What the exercise asks. Set down every entry again word for word, please, but skip the pictures.

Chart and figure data
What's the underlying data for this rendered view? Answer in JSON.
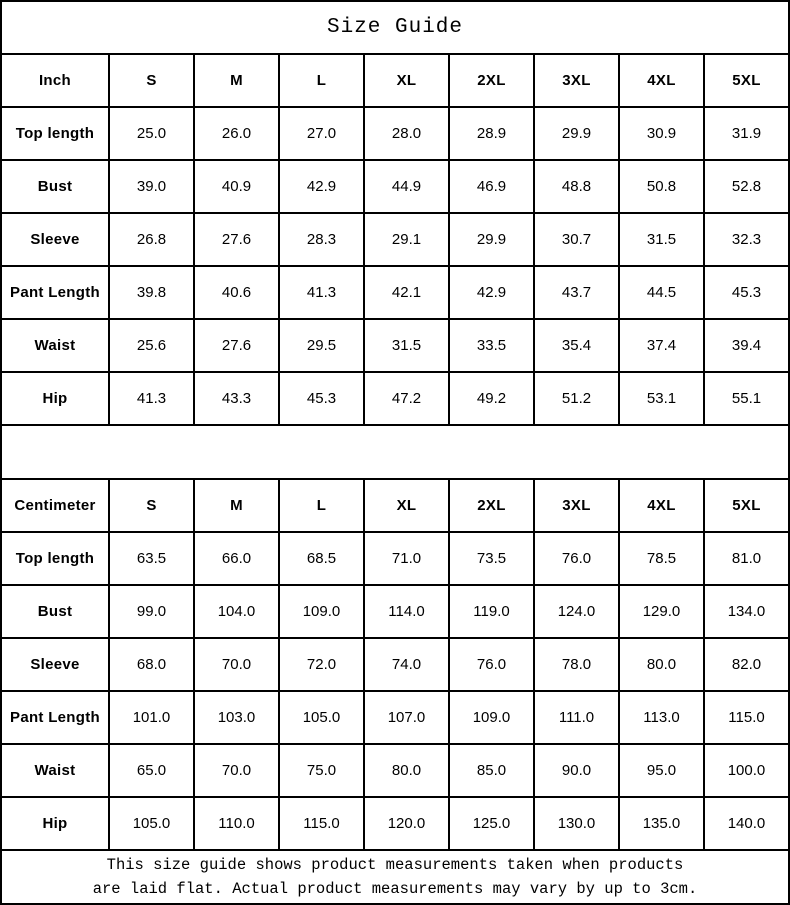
{
  "title": "Size Guide",
  "colors": {
    "background": "#ffffff",
    "border": "#000000",
    "text": "#000000"
  },
  "tables": [
    {
      "unit_label": "Inch",
      "sizes": [
        "S",
        "M",
        "L",
        "XL",
        "2XL",
        "3XL",
        "4XL",
        "5XL"
      ],
      "rows": [
        {
          "label": "Top length",
          "values": [
            "25.0",
            "26.0",
            "27.0",
            "28.0",
            "28.9",
            "29.9",
            "30.9",
            "31.9"
          ]
        },
        {
          "label": "Bust",
          "values": [
            "39.0",
            "40.9",
            "42.9",
            "44.9",
            "46.9",
            "48.8",
            "50.8",
            "52.8"
          ]
        },
        {
          "label": "Sleeve",
          "values": [
            "26.8",
            "27.6",
            "28.3",
            "29.1",
            "29.9",
            "30.7",
            "31.5",
            "32.3"
          ]
        },
        {
          "label": "Pant Length",
          "values": [
            "39.8",
            "40.6",
            "41.3",
            "42.1",
            "42.9",
            "43.7",
            "44.5",
            "45.3"
          ]
        },
        {
          "label": "Waist",
          "values": [
            "25.6",
            "27.6",
            "29.5",
            "31.5",
            "33.5",
            "35.4",
            "37.4",
            "39.4"
          ]
        },
        {
          "label": "Hip",
          "values": [
            "41.3",
            "43.3",
            "45.3",
            "47.2",
            "49.2",
            "51.2",
            "53.1",
            "55.1"
          ]
        }
      ]
    },
    {
      "unit_label": "Centimeter",
      "sizes": [
        "S",
        "M",
        "L",
        "XL",
        "2XL",
        "3XL",
        "4XL",
        "5XL"
      ],
      "rows": [
        {
          "label": "Top length",
          "values": [
            "63.5",
            "66.0",
            "68.5",
            "71.0",
            "73.5",
            "76.0",
            "78.5",
            "81.0"
          ]
        },
        {
          "label": "Bust",
          "values": [
            "99.0",
            "104.0",
            "109.0",
            "114.0",
            "119.0",
            "124.0",
            "129.0",
            "134.0"
          ]
        },
        {
          "label": "Sleeve",
          "values": [
            "68.0",
            "70.0",
            "72.0",
            "74.0",
            "76.0",
            "78.0",
            "80.0",
            "82.0"
          ]
        },
        {
          "label": "Pant Length",
          "values": [
            "101.0",
            "103.0",
            "105.0",
            "107.0",
            "109.0",
            "111.0",
            "113.0",
            "115.0"
          ]
        },
        {
          "label": "Waist",
          "values": [
            "65.0",
            "70.0",
            "75.0",
            "80.0",
            "85.0",
            "90.0",
            "95.0",
            "100.0"
          ]
        },
        {
          "label": "Hip",
          "values": [
            "105.0",
            "110.0",
            "115.0",
            "120.0",
            "125.0",
            "130.0",
            "135.0",
            "140.0"
          ]
        }
      ]
    }
  ],
  "footer": {
    "line1": "This size guide shows product measurements taken when products",
    "line2": "are laid flat. Actual product measurements may vary by up to 3cm."
  }
}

Solution for this task.
What's the underlying data for this rendered view? Answer in JSON.
{
  "title": "Size Guide",
  "colors": {
    "background": "#ffffff",
    "border": "#000000",
    "text": "#000000"
  },
  "tables": [
    {
      "unit_label": "Inch",
      "sizes": [
        "S",
        "M",
        "L",
        "XL",
        "2XL",
        "3XL",
        "4XL",
        "5XL"
      ],
      "rows": [
        {
          "label": "Top length",
          "values": [
            "25.0",
            "26.0",
            "27.0",
            "28.0",
            "28.9",
            "29.9",
            "30.9",
            "31.9"
          ]
        },
        {
          "label": "Bust",
          "values": [
            "39.0",
            "40.9",
            "42.9",
            "44.9",
            "46.9",
            "48.8",
            "50.8",
            "52.8"
          ]
        },
        {
          "label": "Sleeve",
          "values": [
            "26.8",
            "27.6",
            "28.3",
            "29.1",
            "29.9",
            "30.7",
            "31.5",
            "32.3"
          ]
        },
        {
          "label": "Pant Length",
          "values": [
            "39.8",
            "40.6",
            "41.3",
            "42.1",
            "42.9",
            "43.7",
            "44.5",
            "45.3"
          ]
        },
        {
          "label": "Waist",
          "values": [
            "25.6",
            "27.6",
            "29.5",
            "31.5",
            "33.5",
            "35.4",
            "37.4",
            "39.4"
          ]
        },
        {
          "label": "Hip",
          "values": [
            "41.3",
            "43.3",
            "45.3",
            "47.2",
            "49.2",
            "51.2",
            "53.1",
            "55.1"
          ]
        }
      ]
    },
    {
      "unit_label": "Centimeter",
      "sizes": [
        "S",
        "M",
        "L",
        "XL",
        "2XL",
        "3XL",
        "4XL",
        "5XL"
      ],
      "rows": [
        {
          "label": "Top length",
          "values": [
            "63.5",
            "66.0",
            "68.5",
            "71.0",
            "73.5",
            "76.0",
            "78.5",
            "81.0"
          ]
        },
        {
          "label": "Bust",
          "values": [
            "99.0",
            "104.0",
            "109.0",
            "114.0",
            "119.0",
            "124.0",
            "129.0",
            "134.0"
          ]
        },
        {
          "label": "Sleeve",
          "values": [
            "68.0",
            "70.0",
            "72.0",
            "74.0",
            "76.0",
            "78.0",
            "80.0",
            "82.0"
          ]
        },
        {
          "label": "Pant Length",
          "values": [
            "101.0",
            "103.0",
            "105.0",
            "107.0",
            "109.0",
            "111.0",
            "113.0",
            "115.0"
          ]
        },
        {
          "label": "Waist",
          "values": [
            "65.0",
            "70.0",
            "75.0",
            "80.0",
            "85.0",
            "90.0",
            "95.0",
            "100.0"
          ]
        },
        {
          "label": "Hip",
          "values": [
            "105.0",
            "110.0",
            "115.0",
            "120.0",
            "125.0",
            "130.0",
            "135.0",
            "140.0"
          ]
        }
      ]
    }
  ],
  "footer": {
    "line1": "This size guide shows product measurements taken when products",
    "line2": "are laid flat. Actual product measurements may vary by up to 3cm."
  }
}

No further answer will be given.